WHAT THE TASK REQUIRES: Output all of the rows below as a Markdown table with the columns No and Text, numbering each row and leaving out blank lines. Omit the pictures from the answer.

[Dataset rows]
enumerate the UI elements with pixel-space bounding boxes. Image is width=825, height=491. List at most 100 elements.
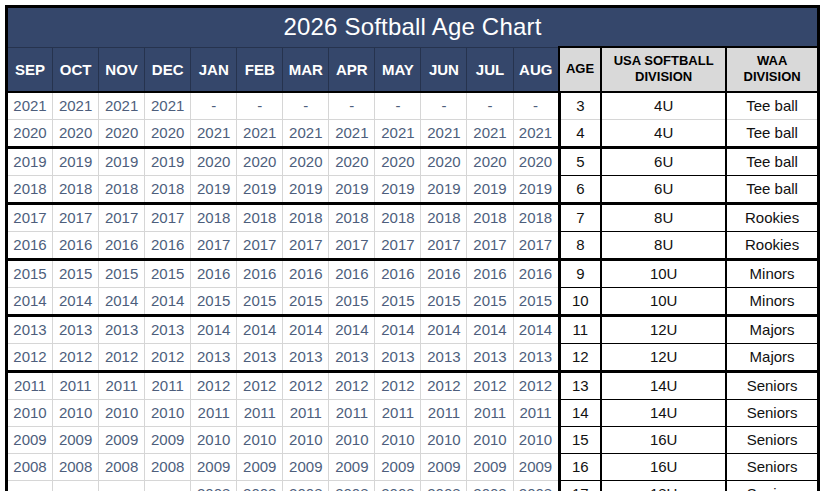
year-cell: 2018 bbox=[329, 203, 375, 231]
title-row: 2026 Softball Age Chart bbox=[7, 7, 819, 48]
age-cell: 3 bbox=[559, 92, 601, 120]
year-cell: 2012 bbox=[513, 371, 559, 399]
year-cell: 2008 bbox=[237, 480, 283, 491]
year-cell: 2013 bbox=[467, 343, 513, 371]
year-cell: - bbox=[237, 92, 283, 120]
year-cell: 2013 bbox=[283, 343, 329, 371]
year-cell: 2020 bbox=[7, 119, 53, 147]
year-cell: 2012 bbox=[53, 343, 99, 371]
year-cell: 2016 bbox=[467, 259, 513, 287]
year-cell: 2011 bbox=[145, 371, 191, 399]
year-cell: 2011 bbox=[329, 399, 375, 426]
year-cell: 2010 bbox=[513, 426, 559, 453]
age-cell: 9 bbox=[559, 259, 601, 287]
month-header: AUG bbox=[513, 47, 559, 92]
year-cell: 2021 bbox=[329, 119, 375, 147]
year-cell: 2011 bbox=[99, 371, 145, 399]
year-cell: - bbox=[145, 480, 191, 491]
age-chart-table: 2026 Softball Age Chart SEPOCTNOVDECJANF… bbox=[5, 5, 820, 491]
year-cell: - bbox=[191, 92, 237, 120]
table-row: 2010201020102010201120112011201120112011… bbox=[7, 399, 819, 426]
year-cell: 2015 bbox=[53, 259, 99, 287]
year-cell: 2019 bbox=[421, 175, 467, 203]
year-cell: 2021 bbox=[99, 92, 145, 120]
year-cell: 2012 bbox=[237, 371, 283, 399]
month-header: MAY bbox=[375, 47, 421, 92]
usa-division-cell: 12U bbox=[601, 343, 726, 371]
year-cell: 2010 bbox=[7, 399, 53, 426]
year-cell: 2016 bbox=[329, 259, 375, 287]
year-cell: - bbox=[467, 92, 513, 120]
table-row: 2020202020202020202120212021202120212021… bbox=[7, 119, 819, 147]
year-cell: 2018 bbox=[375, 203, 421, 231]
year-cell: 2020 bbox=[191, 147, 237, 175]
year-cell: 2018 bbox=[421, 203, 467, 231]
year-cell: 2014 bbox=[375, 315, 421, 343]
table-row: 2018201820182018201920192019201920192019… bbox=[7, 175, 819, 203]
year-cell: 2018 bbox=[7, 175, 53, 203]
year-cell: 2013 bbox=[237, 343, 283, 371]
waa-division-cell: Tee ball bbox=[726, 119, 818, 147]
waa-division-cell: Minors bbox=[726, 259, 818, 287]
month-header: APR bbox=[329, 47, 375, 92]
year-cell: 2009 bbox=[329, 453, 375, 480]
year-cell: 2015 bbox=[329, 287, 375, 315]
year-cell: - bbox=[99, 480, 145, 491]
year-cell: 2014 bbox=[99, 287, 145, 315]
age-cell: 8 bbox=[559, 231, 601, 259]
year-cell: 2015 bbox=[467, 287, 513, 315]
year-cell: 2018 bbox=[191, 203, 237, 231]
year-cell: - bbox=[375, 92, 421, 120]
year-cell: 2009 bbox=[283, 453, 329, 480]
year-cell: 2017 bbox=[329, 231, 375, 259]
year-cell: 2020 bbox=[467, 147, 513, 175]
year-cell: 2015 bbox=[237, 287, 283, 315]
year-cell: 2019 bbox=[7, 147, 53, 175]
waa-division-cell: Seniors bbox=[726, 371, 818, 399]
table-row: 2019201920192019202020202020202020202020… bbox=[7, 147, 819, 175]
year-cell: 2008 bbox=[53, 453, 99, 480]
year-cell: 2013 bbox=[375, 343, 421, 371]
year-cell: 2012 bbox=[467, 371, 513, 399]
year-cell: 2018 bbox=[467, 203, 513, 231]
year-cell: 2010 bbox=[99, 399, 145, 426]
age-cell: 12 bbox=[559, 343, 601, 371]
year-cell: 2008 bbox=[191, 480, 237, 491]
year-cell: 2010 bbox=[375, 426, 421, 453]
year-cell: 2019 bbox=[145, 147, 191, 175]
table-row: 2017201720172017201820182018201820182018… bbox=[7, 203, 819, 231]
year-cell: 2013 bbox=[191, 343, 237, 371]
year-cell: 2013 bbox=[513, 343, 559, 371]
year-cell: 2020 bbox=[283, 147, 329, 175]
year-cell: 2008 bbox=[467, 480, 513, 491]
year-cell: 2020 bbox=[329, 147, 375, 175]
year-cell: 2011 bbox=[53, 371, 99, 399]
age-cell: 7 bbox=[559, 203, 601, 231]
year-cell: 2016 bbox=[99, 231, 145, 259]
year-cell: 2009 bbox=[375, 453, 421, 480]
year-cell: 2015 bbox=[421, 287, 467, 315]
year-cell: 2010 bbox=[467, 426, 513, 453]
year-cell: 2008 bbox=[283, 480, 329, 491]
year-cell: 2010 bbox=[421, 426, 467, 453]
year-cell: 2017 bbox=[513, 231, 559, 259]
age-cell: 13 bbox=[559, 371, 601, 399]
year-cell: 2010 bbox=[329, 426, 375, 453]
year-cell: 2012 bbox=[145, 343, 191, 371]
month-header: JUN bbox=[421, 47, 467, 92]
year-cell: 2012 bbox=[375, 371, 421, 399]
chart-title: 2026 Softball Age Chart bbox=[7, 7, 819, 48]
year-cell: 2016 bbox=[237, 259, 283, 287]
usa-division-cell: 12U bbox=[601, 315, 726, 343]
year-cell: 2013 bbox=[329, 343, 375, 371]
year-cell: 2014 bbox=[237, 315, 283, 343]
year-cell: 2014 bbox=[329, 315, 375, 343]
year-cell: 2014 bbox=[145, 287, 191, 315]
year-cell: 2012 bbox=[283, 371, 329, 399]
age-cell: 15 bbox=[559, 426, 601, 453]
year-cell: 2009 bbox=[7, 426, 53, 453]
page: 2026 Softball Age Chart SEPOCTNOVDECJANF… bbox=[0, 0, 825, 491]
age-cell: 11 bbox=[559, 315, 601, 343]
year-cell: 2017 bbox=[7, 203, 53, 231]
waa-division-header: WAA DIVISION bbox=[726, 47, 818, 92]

CORRECT ANSWER:
| No | Text |
|---|---|
| 1 | enumerate the UI elements with pixel-space bounding boxes. Image is width=825, height=491. List at most 100 elements. |
| 2 | year-cell: 2018 bbox=[329, 203, 375, 231] |
| 3 | title-row: 2026 Softball Age Chart bbox=[7, 7, 819, 48] |
| 4 | age-cell: 3 bbox=[559, 92, 601, 120] |
| 5 | year-cell: 2012 bbox=[513, 371, 559, 399] |
| 6 | year-cell: 2008 bbox=[237, 480, 283, 491] |
| 7 | year-cell: 2013 bbox=[467, 343, 513, 371] |
| 8 | year-cell: - bbox=[237, 92, 283, 120] |
| 9 | year-cell: 2013 bbox=[283, 343, 329, 371] |
| 10 | year-cell: 2020 bbox=[7, 119, 53, 147] |
| 11 | year-cell: 2012 bbox=[53, 343, 99, 371] |
| 12 | year-cell: 2016 bbox=[467, 259, 513, 287] |
| 13 | year-cell: 2011 bbox=[145, 371, 191, 399] |
| 14 | year-cell: 2011 bbox=[329, 399, 375, 426] |
| 15 | year-cell: 2010 bbox=[513, 426, 559, 453] |
| 16 | age-cell: 9 bbox=[559, 259, 601, 287] |
| 17 | month-header: AUG bbox=[513, 47, 559, 92] |
| 18 | year-cell: 2021 bbox=[329, 119, 375, 147] |
| 19 | year-cell: 2011 bbox=[99, 371, 145, 399] |
| 20 | year-cell: - bbox=[145, 480, 191, 491] |
| 21 | age-chart-table: 2026 Softball Age Chart SEPOCTNOVDECJANF… bbox=[5, 5, 820, 491] |
| 22 | year-cell: - bbox=[191, 92, 237, 120] |
| 23 | table-row: 2010201020102010201120112011201120112011… bbox=[7, 399, 819, 426] |
| 24 | year-cell: 2015 bbox=[53, 259, 99, 287] |
| 25 | year-cell: 2019 bbox=[421, 175, 467, 203] |
| 26 | year-cell: 2021 bbox=[99, 92, 145, 120] |
| 27 | year-cell: 2012 bbox=[237, 371, 283, 399] |
| 28 | month-header: MAY bbox=[375, 47, 421, 92] |
| 29 | usa-division-cell: 12U bbox=[601, 343, 726, 371] |
| 30 | year-cell: 2010 bbox=[7, 399, 53, 426] |
| 31 | year-cell: 2016 bbox=[329, 259, 375, 287] |
| 32 | year-cell: - bbox=[467, 92, 513, 120] |
| 33 | table-row: 2020202020202020202120212021202120212021… bbox=[7, 119, 819, 147] |
| 34 | year-cell: 2018 bbox=[375, 203, 421, 231] |
| 35 | year-cell: 2020 bbox=[191, 147, 237, 175] |
| 36 | year-cell: 2018 bbox=[421, 203, 467, 231] |
| 37 | year-cell: 2014 bbox=[375, 315, 421, 343] |
| 38 | table-row: 2018201820182018201920192019201920192019… bbox=[7, 175, 819, 203] |
| 39 | year-cell: 2018 bbox=[7, 175, 53, 203] |
| 40 | year-cell: 2013 bbox=[237, 343, 283, 371] |
| 41 | waa-division-cell: Tee ball bbox=[726, 119, 818, 147] |
| 42 | waa-division-cell: Minors bbox=[726, 259, 818, 287] |
| 43 | month-header: APR bbox=[329, 47, 375, 92] |
| 44 | year-cell: 2009 bbox=[329, 453, 375, 480] |
| 45 | year-cell: 2015 bbox=[329, 287, 375, 315] |
| 46 | year-cell: - bbox=[99, 480, 145, 491] |
| 47 | year-cell: 2014 bbox=[99, 287, 145, 315] |
| 48 | age-cell: 8 bbox=[559, 231, 601, 259] |
| 49 | year-cell: 2015 bbox=[467, 287, 513, 315] |
| 50 | year-cell: 2018 bbox=[191, 203, 237, 231] |
| 51 | year-cell: - bbox=[375, 92, 421, 120] |
| 52 | year-cell: 2009 bbox=[283, 453, 329, 480] |
| 53 | year-cell: 2017 bbox=[329, 231, 375, 259] |
| 54 | year-cell: 2020 bbox=[467, 147, 513, 175] |
| 55 | year-cell: 2015 bbox=[237, 287, 283, 315] |
| 56 | year-cell: 2019 bbox=[7, 147, 53, 175] |
| 57 | waa-division-cell: Seniors bbox=[726, 371, 818, 399] |
| 58 | table-row: 2019201920192019202020202020202020202020… bbox=[7, 147, 819, 175] |
| 59 | year-cell: 2008 bbox=[53, 453, 99, 480] |
| 60 | year-cell: 2013 bbox=[375, 343, 421, 371] |
| 61 | year-cell: 2012 bbox=[467, 371, 513, 399] |
| 62 | year-cell: 2018 bbox=[467, 203, 513, 231] |
| 63 | year-cell: 2010 bbox=[99, 399, 145, 426] |
| 64 | age-cell: 12 bbox=[559, 343, 601, 371] |
| 65 | year-cell: 2008 bbox=[191, 480, 237, 491] |
| 66 | year-cell: 2010 bbox=[375, 426, 421, 453] |
| 67 | year-cell: 2019 bbox=[145, 147, 191, 175] |
| 68 | table-row: 2017201720172017201820182018201820182018… bbox=[7, 203, 819, 231] |
| 69 | year-cell: 2013 bbox=[191, 343, 237, 371] |
| 70 | year-cell: 2013 bbox=[513, 343, 559, 371] |
| 71 | year-cell: 2020 bbox=[283, 147, 329, 175] |
| 72 | year-cell: 2008 bbox=[467, 480, 513, 491] |
| 73 | year-cell: 2020 bbox=[329, 147, 375, 175] |
| 74 | year-cell: 2011 bbox=[53, 371, 99, 399] |
| 75 | age-cell: 7 bbox=[559, 203, 601, 231] |
| 76 | year-cell: 2016 bbox=[99, 231, 145, 259] |
| 77 | year-cell: 2009 bbox=[375, 453, 421, 480] |
| 78 | year-cell: 2015 bbox=[421, 287, 467, 315] |
| 79 | year-cell: 2010 bbox=[467, 426, 513, 453] |
| 80 | year-cell: 2008 bbox=[283, 480, 329, 491] |
| 81 | year-cell: 2010 bbox=[421, 426, 467, 453] |
| 82 | year-cell: 2017 bbox=[513, 231, 559, 259] |
| 83 | age-cell: 13 bbox=[559, 371, 601, 399] |
| 84 | year-cell: 2010 bbox=[329, 426, 375, 453] |
| 85 | year-cell: 2012 bbox=[145, 343, 191, 371] |
| 86 | month-header: JUN bbox=[421, 47, 467, 92] |
| 87 | year-cell: 2012 bbox=[375, 371, 421, 399] |
| 88 | chart-title: 2026 Softball Age Chart bbox=[7, 7, 819, 48] |
| 89 | year-cell: 2016 bbox=[237, 259, 283, 287] |
| 90 | usa-division-cell: 12U bbox=[601, 315, 726, 343] |
| 91 | year-cell: 2013 bbox=[329, 343, 375, 371] |
| 92 | year-cell: 2014 bbox=[237, 315, 283, 343] |
| 93 | year-cell: 2014 bbox=[329, 315, 375, 343] |
| 94 | year-cell: 2014 bbox=[145, 287, 191, 315] |
| 95 | year-cell: 2012 bbox=[283, 371, 329, 399] |
| 96 | age-cell: 15 bbox=[559, 426, 601, 453] |
| 97 | year-cell: 2009 bbox=[7, 426, 53, 453] |
| 98 | page: 2026 Softball Age Chart SEPOCTNOVDECJANF… bbox=[0, 0, 825, 491] |
| 99 | age-cell: 11 bbox=[559, 315, 601, 343] |
| 100 | year-cell: 2017 bbox=[7, 203, 53, 231] |
| 101 | waa-division-header: WAA DIVISION bbox=[726, 47, 818, 92] |